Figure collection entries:
────────────────────────────────────────

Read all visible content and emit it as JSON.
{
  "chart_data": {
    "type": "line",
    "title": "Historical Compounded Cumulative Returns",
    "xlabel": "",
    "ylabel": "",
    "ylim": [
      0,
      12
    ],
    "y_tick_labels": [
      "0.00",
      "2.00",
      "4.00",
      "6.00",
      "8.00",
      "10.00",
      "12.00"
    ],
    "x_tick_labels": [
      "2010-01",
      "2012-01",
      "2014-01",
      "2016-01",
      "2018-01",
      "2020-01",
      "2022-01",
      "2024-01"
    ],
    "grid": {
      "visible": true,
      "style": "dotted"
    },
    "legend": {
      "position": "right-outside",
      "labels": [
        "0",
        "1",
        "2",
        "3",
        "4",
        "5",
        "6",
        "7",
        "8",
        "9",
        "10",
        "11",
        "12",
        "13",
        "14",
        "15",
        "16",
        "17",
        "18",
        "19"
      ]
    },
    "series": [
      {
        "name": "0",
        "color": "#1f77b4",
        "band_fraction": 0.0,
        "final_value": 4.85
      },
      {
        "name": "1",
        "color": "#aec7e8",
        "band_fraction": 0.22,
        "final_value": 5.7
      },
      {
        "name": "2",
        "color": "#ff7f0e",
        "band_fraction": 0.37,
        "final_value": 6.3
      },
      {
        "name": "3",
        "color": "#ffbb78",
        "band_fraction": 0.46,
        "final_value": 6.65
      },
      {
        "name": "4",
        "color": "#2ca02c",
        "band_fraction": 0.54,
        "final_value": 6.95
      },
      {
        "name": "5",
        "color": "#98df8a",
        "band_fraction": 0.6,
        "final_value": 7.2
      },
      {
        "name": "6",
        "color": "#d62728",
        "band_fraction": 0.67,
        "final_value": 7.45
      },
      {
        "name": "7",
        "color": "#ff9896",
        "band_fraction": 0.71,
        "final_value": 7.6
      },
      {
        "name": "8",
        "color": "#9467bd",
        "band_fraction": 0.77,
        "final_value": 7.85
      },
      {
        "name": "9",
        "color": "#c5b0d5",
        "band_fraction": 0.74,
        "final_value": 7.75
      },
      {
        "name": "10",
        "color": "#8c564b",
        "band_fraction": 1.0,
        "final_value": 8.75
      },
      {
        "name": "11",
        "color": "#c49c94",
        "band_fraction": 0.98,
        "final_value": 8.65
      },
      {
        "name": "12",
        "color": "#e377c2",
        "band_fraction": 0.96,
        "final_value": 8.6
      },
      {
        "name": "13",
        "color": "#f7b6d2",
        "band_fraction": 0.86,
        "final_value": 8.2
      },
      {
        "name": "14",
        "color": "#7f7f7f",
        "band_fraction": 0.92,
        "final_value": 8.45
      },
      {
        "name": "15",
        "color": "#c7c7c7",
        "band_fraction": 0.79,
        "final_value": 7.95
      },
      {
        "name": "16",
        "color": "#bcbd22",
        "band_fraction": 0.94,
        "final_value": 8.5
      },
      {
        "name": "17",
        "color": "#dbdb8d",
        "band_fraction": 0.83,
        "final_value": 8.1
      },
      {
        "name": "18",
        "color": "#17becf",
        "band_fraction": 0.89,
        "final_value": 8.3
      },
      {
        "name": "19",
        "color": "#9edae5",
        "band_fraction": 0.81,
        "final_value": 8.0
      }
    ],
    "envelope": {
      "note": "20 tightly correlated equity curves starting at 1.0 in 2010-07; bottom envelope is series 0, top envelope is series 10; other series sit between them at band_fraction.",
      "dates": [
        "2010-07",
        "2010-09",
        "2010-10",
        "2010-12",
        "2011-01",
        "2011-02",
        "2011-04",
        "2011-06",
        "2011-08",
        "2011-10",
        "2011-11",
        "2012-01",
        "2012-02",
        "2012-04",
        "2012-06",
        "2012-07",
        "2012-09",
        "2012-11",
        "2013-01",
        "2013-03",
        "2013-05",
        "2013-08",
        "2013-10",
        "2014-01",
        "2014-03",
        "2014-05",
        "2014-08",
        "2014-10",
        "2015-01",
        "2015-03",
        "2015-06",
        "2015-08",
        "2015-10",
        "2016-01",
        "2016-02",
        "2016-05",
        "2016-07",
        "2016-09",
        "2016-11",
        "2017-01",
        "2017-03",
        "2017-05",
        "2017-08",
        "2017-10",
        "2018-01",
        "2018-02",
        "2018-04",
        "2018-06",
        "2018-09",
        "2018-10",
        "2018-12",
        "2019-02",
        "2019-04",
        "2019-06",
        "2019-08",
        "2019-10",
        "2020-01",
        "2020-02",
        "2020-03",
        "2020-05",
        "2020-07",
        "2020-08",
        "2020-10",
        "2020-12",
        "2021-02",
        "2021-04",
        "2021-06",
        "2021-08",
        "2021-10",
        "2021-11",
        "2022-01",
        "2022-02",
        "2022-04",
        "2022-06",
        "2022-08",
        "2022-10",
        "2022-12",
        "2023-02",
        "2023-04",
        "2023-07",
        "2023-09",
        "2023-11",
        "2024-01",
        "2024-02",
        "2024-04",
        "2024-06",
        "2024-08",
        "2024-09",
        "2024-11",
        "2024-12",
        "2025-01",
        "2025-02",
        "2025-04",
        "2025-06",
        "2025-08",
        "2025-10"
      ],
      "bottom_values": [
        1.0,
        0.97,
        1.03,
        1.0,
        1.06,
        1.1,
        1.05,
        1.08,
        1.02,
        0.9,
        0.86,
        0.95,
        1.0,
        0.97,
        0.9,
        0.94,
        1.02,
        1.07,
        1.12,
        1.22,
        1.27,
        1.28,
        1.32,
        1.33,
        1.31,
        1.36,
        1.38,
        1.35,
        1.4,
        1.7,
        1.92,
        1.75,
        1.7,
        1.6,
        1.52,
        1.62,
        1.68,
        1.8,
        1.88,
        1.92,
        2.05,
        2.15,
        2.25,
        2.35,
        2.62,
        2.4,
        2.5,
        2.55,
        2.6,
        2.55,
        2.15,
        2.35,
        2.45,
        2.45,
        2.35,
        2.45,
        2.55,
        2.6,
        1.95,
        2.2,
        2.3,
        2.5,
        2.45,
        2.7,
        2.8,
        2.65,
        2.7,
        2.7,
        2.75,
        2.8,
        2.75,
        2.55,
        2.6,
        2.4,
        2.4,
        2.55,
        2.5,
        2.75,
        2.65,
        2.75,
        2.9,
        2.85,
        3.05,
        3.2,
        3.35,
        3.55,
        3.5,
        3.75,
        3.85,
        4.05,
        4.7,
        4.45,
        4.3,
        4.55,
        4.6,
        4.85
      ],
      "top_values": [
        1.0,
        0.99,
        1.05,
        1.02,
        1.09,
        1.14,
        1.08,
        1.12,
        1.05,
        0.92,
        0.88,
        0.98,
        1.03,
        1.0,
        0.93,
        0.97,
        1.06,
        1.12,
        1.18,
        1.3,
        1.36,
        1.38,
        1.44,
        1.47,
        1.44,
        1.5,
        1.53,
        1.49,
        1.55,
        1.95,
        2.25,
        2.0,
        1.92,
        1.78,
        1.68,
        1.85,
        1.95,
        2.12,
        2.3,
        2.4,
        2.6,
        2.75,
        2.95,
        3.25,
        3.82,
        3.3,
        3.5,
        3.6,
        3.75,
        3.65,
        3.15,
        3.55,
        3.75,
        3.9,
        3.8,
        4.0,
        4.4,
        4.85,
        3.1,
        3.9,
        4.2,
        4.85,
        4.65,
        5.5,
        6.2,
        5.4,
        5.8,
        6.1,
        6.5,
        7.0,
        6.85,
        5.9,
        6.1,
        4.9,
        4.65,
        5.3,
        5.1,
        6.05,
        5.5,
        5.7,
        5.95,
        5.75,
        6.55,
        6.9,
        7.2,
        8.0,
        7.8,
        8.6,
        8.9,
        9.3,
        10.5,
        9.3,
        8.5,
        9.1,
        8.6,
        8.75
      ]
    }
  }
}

────────────────────────────────────────

(Written exercise):
Copy down the material exactly as written.

(Task output):
Read all visible content and emit it as JSON.
{
  "chart_data": {
    "type": "line",
    "title": "Historical Compounded Cumulative Returns",
    "xlabel": "",
    "ylabel": "",
    "ylim": [
      0,
      12
    ],
    "y_tick_labels": [
      "0.00",
      "2.00",
      "4.00",
      "6.00",
      "8.00",
      "10.00",
      "12.00"
    ],
    "x_tick_labels": [
      "2010-01",
      "2012-01",
      "2014-01",
      "2016-01",
      "2018-01",
      "2020-01",
      "2022-01",
      "2024-01"
    ],
    "grid": {
      "visible": true,
      "style": "dotted"
    },
    "legend": {
      "position": "right-outside",
      "labels": [
        "0",
        "1",
        "2",
        "3",
        "4",
        "5",
        "6",
        "7",
        "8",
        "9",
        "10",
        "11",
        "12",
        "13",
        "14",
        "15",
        "16",
        "17",
        "18",
        "19"
      ]
    },
    "series": [
      {
        "name": "0",
        "color": "#1f77b4",
        "band_fraction": 0.0,
        "final_value": 4.85
      },
      {
        "name": "1",
        "color": "#aec7e8",
        "band_fraction": 0.22,
        "final_value": 5.7
      },
      {
        "name": "2",
        "color": "#ff7f0e",
        "band_fraction": 0.37,
        "final_value": 6.3
      },
      {
        "name": "3",
        "color": "#ffbb78",
        "band_fraction": 0.46,
        "final_value": 6.65
      },
      {
        "name": "4",
        "color": "#2ca02c",
        "band_fraction": 0.54,
        "final_value": 6.95
      },
      {
        "name": "5",
        "color": "#98df8a",
        "band_fraction": 0.6,
        "final_value": 7.2
      },
      {
        "name": "6",
        "color": "#d62728",
        "band_fraction": 0.67,
        "final_value": 7.45
      },
      {
        "name": "7",
        "color": "#ff9896",
        "band_fraction": 0.71,
        "final_value": 7.6
      },
      {
        "name": "8",
        "color": "#9467bd",
        "band_fraction": 0.77,
        "final_value": 7.85
      },
      {
        "name": "9",
        "color": "#c5b0d5",
        "band_fraction": 0.74,
        "final_value": 7.75
      },
      {
        "name": "10",
        "color": "#8c564b",
        "band_fraction": 1.0,
        "final_value": 8.75
      },
      {
        "name": "11",
        "color": "#c49c94",
        "band_fraction": 0.98,
        "final_value": 8.65
      },
      {
        "name": "12",
        "color": "#e377c2",
        "band_fraction": 0.96,
        "final_value": 8.6
      },
      {
        "name": "13",
        "color": "#f7b6d2",
        "band_fraction": 0.86,
        "final_value": 8.2
      },
      {
        "name": "14",
        "color": "#7f7f7f",
        "band_fraction": 0.92,
        "final_value": 8.45
      },
      {
        "name": "15",
        "color": "#c7c7c7",
        "band_fraction": 0.79,
        "final_value": 7.95
      },
      {
        "name": "16",
        "color": "#bcbd22",
        "band_fraction": 0.94,
        "final_value": 8.5
      },
      {
        "name": "17",
        "color": "#dbdb8d",
        "band_fraction": 0.83,
        "final_value": 8.1
      },
      {
        "name": "18",
        "color": "#17becf",
        "band_fraction": 0.89,
        "final_value": 8.3
      },
      {
        "name": "19",
        "color": "#9edae5",
        "band_fraction": 0.81,
        "final_value": 8.0
      }
    ],
    "envelope": {
      "note": "20 tightly correlated equity curves starting at 1.0 in 2010-07; bottom envelope is series 0, top envelope is series 10; other series sit between them at band_fraction.",
      "dates": [
        "2010-07",
        "2010-09",
        "2010-10",
        "2010-12",
        "2011-01",
        "2011-02",
        "2011-04",
        "2011-06",
        "2011-08",
        "2011-10",
        "2011-11",
        "2012-01",
        "2012-02",
        "2012-04",
        "2012-06",
        "2012-07",
        "2012-09",
        "2012-11",
        "2013-01",
        "2013-03",
        "2013-05",
        "2013-08",
        "2013-10",
        "2014-01",
        "2014-03",
        "2014-05",
        "2014-08",
        "2014-10",
        "2015-01",
        "2015-03",
        "2015-06",
        "2015-08",
        "2015-10",
        "2016-01",
        "2016-02",
        "2016-05",
        "2016-07",
        "2016-09",
        "2016-11",
        "2017-01",
        "2017-03",
        "2017-05",
        "2017-08",
        "2017-10",
        "2018-01",
        "2018-02",
        "2018-04",
        "2018-06",
        "2018-09",
        "2018-10",
        "2018-12",
        "2019-02",
        "2019-04",
        "2019-06",
        "2019-08",
        "2019-10",
        "2020-01",
        "2020-02",
        "2020-03",
        "2020-05",
        "2020-07",
        "2020-08",
        "2020-10",
        "2020-12",
        "2021-02",
        "2021-04",
        "2021-06",
        "2021-08",
        "2021-10",
        "2021-11",
        "2022-01",
        "2022-02",
        "2022-04",
        "2022-06",
        "2022-08",
        "2022-10",
        "2022-12",
        "2023-02",
        "2023-04",
        "2023-07",
        "2023-09",
        "2023-11",
        "2024-01",
        "2024-02",
        "2024-04",
        "2024-06",
        "2024-08",
        "2024-09",
        "2024-11",
        "2024-12",
        "2025-01",
        "2025-02",
        "2025-04",
        "2025-06",
        "2025-08",
        "2025-10"
      ],
      "bottom_values": [
        1.0,
        0.97,
        1.03,
        1.0,
        1.06,
        1.1,
        1.05,
        1.08,
        1.02,
        0.9,
        0.86,
        0.95,
        1.0,
        0.97,
        0.9,
        0.94,
        1.02,
        1.07,
        1.12,
        1.22,
        1.27,
        1.28,
        1.32,
        1.33,
        1.31,
        1.36,
        1.38,
        1.35,
        1.4,
        1.7,
        1.92,
        1.75,
        1.7,
        1.6,
        1.52,
        1.62,
        1.68,
        1.8,
        1.88,
        1.92,
        2.05,
        2.15,
        2.25,
        2.35,
        2.62,
        2.4,
        2.5,
        2.55,
        2.6,
        2.55,
        2.15,
        2.35,
        2.45,
        2.45,
        2.35,
        2.45,
        2.55,
        2.6,
        1.95,
        2.2,
        2.3,
        2.5,
        2.45,
        2.7,
        2.8,
        2.65,
        2.7,
        2.7,
        2.75,
        2.8,
        2.75,
        2.55,
        2.6,
        2.4,
        2.4,
        2.55,
        2.5,
        2.75,
        2.65,
        2.75,
        2.9,
        2.85,
        3.05,
        3.2,
        3.35,
        3.55,
        3.5,
        3.75,
        3.85,
        4.05,
        4.7,
        4.45,
        4.3,
        4.55,
        4.6,
        4.85
      ],
      "top_values": [
        1.0,
        0.99,
        1.05,
        1.02,
        1.09,
        1.14,
        1.08,
        1.12,
        1.05,
        0.92,
        0.88,
        0.98,
        1.03,
        1.0,
        0.93,
        0.97,
        1.06,
        1.12,
        1.18,
        1.3,
        1.36,
        1.38,
        1.44,
        1.47,
        1.44,
        1.5,
        1.53,
        1.49,
        1.55,
        1.95,
        2.25,
        2.0,
        1.92,
        1.78,
        1.68,
        1.85,
        1.95,
        2.12,
        2.3,
        2.4,
        2.6,
        2.75,
        2.95,
        3.25,
        3.82,
        3.3,
        3.5,
        3.6,
        3.75,
        3.65,
        3.15,
        3.55,
        3.75,
        3.9,
        3.8,
        4.0,
        4.4,
        4.85,
        3.1,
        3.9,
        4.2,
        4.85,
        4.65,
        5.5,
        6.2,
        5.4,
        5.8,
        6.1,
        6.5,
        7.0,
        6.85,
        5.9,
        6.1,
        4.9,
        4.65,
        5.3,
        5.1,
        6.05,
        5.5,
        5.7,
        5.95,
        5.75,
        6.55,
        6.9,
        7.2,
        8.0,
        7.8,
        8.6,
        8.9,
        9.3,
        10.5,
        9.3,
        8.5,
        9.1,
        8.6,
        8.75
      ]
    }
  }
}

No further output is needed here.